Gather all lines with the word "true" in them.
:: Supplied material ::
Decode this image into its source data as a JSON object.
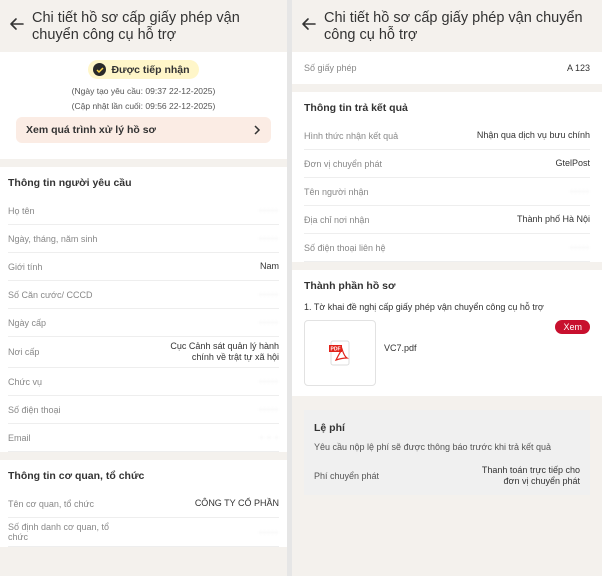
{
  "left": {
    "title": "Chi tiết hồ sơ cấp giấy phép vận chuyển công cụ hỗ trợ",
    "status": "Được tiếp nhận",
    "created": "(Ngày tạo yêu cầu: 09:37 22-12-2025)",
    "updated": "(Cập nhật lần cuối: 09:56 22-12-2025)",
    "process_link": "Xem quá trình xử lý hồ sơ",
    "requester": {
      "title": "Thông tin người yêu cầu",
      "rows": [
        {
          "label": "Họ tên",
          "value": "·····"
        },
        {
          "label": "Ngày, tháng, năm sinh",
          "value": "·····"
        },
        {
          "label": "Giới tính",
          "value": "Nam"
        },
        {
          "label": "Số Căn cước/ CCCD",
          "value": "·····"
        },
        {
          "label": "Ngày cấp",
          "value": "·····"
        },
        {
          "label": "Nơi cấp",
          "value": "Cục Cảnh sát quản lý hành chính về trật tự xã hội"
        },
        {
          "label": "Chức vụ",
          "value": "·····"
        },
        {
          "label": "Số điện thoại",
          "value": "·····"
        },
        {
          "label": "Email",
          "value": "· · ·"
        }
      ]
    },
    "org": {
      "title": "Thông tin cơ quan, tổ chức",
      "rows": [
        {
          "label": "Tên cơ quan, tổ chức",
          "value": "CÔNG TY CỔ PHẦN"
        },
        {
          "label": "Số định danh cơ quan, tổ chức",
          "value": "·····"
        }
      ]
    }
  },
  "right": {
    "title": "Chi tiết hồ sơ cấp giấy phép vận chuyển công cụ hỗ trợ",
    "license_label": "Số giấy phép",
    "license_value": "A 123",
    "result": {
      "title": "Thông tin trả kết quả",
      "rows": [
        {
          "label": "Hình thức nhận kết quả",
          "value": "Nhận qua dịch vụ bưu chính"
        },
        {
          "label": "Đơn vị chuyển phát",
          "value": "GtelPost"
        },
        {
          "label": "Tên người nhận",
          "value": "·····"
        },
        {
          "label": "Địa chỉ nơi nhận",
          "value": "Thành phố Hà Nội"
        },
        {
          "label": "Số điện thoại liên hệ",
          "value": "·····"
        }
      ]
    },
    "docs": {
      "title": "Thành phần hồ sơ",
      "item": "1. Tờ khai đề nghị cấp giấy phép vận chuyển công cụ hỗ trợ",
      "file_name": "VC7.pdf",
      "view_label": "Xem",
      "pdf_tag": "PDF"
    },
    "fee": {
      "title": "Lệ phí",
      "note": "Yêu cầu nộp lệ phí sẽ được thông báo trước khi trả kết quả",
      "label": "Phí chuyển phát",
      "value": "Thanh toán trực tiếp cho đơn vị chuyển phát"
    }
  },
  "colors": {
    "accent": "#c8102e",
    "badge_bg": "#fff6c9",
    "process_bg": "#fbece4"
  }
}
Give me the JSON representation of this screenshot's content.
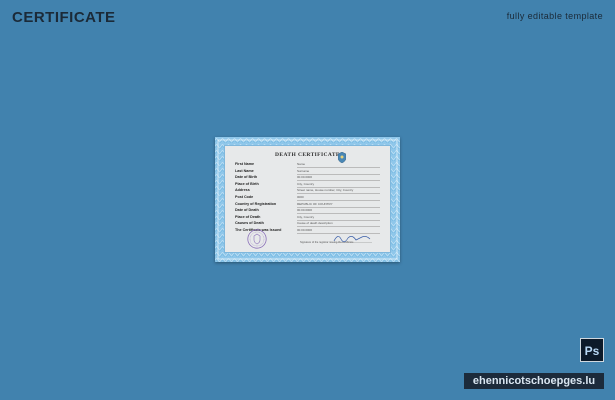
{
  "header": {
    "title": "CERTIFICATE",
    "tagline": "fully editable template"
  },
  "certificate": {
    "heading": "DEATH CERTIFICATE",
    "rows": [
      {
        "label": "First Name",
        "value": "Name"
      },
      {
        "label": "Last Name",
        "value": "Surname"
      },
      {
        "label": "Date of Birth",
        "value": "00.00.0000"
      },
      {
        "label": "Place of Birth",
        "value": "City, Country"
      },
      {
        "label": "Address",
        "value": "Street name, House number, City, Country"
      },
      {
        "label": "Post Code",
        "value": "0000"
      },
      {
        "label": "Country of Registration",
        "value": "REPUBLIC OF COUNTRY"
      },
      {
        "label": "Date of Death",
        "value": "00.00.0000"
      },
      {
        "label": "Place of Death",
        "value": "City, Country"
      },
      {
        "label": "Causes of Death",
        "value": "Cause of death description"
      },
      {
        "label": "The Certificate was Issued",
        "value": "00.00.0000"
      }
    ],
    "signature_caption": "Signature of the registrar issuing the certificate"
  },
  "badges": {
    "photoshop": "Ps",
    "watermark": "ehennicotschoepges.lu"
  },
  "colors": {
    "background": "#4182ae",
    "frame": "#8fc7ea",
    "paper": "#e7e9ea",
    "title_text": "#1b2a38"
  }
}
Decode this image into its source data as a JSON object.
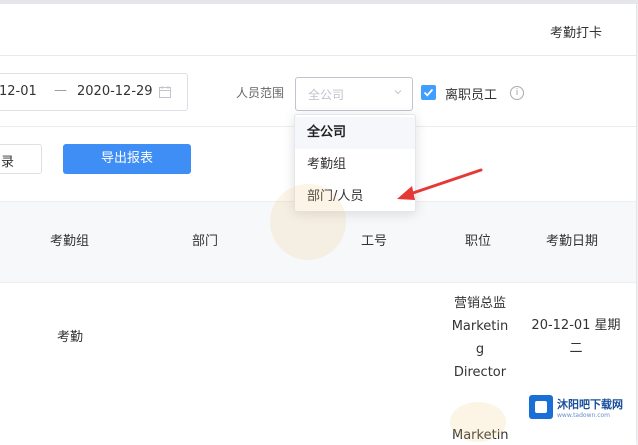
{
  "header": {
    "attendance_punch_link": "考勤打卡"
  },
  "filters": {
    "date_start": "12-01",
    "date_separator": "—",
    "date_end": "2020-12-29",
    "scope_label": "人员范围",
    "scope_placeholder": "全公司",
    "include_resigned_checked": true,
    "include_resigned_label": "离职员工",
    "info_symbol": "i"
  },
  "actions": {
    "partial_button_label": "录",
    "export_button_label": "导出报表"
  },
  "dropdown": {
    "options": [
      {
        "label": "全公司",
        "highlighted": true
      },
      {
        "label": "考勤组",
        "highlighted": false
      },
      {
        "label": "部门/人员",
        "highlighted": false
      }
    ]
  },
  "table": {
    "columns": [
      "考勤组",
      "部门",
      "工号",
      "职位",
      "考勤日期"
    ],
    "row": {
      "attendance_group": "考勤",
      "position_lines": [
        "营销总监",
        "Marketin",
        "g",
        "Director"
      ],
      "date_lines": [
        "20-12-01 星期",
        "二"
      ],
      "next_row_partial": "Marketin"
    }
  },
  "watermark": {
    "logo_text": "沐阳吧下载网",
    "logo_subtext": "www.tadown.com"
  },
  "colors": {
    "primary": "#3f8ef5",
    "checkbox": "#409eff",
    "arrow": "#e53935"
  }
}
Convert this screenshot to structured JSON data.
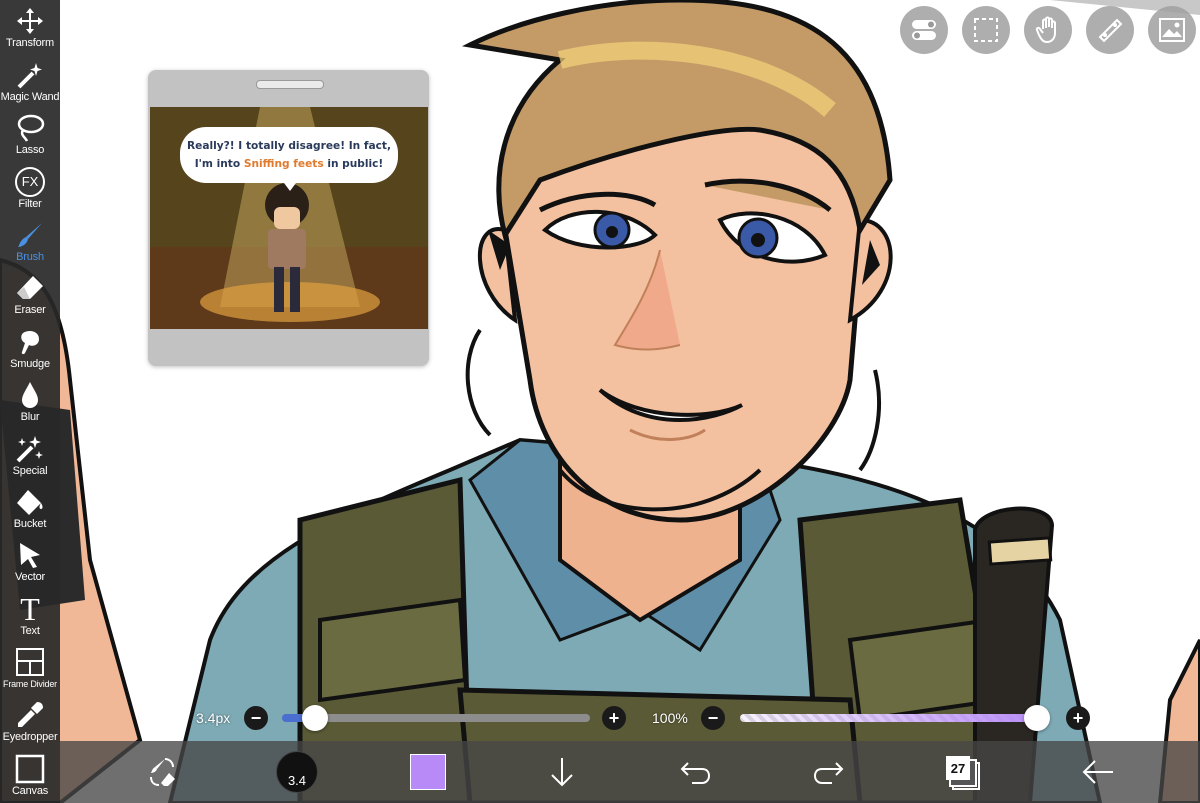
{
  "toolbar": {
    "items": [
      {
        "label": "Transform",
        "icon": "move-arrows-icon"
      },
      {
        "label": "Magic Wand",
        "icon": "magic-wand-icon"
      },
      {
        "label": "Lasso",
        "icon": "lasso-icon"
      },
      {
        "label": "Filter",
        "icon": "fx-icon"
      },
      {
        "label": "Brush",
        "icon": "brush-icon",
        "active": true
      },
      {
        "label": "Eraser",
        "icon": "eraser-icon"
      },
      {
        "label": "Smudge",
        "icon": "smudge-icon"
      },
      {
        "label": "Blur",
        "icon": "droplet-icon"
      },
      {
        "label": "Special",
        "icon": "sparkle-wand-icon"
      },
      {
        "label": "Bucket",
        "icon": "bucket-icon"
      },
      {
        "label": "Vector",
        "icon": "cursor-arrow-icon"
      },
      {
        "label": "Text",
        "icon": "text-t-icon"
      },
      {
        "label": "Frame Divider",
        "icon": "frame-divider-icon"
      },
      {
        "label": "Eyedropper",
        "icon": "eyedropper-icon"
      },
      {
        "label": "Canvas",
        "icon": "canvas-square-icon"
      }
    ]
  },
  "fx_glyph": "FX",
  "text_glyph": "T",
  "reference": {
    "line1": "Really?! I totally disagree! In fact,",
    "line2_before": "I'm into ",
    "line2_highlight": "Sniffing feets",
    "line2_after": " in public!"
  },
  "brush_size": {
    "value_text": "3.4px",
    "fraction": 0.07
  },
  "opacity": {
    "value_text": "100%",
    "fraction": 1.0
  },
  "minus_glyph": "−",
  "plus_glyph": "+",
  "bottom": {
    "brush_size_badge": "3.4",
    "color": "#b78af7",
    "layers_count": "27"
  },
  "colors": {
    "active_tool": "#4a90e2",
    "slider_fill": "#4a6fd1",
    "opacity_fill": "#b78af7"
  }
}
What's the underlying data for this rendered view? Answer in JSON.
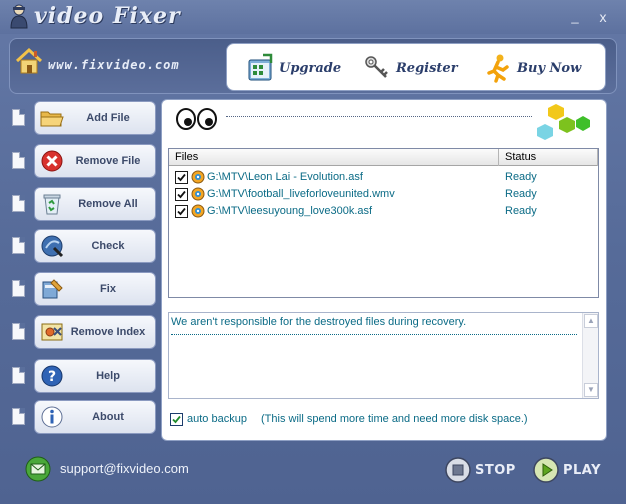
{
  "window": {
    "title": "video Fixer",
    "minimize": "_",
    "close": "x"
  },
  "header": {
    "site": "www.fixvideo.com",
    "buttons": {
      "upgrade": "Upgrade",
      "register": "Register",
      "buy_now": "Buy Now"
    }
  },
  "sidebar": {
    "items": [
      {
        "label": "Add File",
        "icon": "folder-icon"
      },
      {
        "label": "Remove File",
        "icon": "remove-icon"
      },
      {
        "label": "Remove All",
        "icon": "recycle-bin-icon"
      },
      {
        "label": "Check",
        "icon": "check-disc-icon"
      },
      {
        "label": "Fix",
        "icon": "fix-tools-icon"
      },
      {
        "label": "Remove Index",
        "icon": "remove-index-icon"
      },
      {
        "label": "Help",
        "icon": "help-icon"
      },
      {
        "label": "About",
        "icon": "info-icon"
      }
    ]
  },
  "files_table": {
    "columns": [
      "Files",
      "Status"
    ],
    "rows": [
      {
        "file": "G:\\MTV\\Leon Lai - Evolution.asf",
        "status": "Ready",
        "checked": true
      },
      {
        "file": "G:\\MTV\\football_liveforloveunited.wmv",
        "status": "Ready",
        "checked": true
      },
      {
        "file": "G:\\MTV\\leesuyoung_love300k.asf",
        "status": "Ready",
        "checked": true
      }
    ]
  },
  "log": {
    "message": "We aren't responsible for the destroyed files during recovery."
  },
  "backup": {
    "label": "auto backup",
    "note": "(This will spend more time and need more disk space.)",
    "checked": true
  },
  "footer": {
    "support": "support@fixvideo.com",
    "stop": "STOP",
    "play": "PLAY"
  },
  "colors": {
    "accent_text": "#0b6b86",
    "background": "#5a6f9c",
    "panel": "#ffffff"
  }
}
:::
▶ [Solved exercise]
    "include_resigned_checked": true,
        "highlighted": true
        "active": true
        "checked": true
        "checked": true
        "checked": true
    "checked": true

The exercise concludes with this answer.